STATED EXERCISE
Report how many lines of the listing below include the word "plus". Give nothing but the number.
· · · · ·
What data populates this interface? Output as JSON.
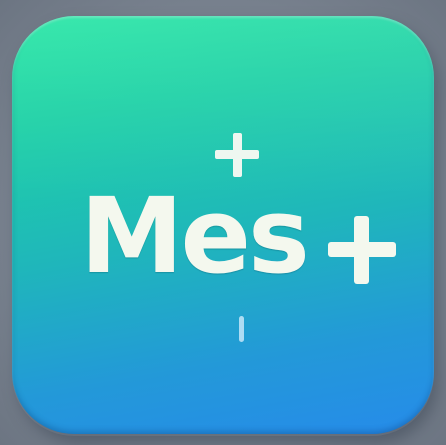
{
  "app_icon": {
    "wordmark": "Mes",
    "icons": {
      "top_symbol": "plus-icon",
      "trailing_symbol": "plus-icon",
      "bottom_mark": "line-mark-icon"
    },
    "colors": {
      "gradient_top": "#22e6a2",
      "gradient_bottom": "#268bea",
      "glyph": "#f4f8ee",
      "background": "#7d8794"
    }
  }
}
· · · · ·
THE COMPLETED TASK
2